[START]
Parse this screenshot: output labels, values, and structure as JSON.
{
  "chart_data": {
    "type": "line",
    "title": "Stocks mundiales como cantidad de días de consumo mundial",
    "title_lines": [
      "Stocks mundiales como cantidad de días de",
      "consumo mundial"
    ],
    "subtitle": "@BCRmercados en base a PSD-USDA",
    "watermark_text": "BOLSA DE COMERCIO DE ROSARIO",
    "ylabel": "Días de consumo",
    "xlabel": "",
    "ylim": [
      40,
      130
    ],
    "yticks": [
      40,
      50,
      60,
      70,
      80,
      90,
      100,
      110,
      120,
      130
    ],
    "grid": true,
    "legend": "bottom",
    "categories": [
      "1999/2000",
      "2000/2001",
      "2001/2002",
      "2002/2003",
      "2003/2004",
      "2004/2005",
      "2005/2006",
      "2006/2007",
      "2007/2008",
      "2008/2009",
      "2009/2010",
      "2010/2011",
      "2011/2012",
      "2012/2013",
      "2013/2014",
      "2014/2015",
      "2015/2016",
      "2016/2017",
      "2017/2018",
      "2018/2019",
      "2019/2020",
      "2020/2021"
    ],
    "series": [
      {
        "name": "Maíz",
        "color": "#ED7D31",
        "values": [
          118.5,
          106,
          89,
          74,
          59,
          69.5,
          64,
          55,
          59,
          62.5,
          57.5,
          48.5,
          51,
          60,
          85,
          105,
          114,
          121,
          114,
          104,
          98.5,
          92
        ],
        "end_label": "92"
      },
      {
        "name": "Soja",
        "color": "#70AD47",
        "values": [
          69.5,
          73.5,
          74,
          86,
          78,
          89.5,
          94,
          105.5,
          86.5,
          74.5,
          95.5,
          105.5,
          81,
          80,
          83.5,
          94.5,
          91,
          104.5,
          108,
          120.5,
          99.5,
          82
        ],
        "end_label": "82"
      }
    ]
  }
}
[END]
Pull out every line above that holds the word "Stocks".

→ **RESULT OF THIS EXERCISE**:
    "title": "Stocks mundiales como cantidad de días de consumo mundial",
      "Stocks mundiales como cantidad de días de",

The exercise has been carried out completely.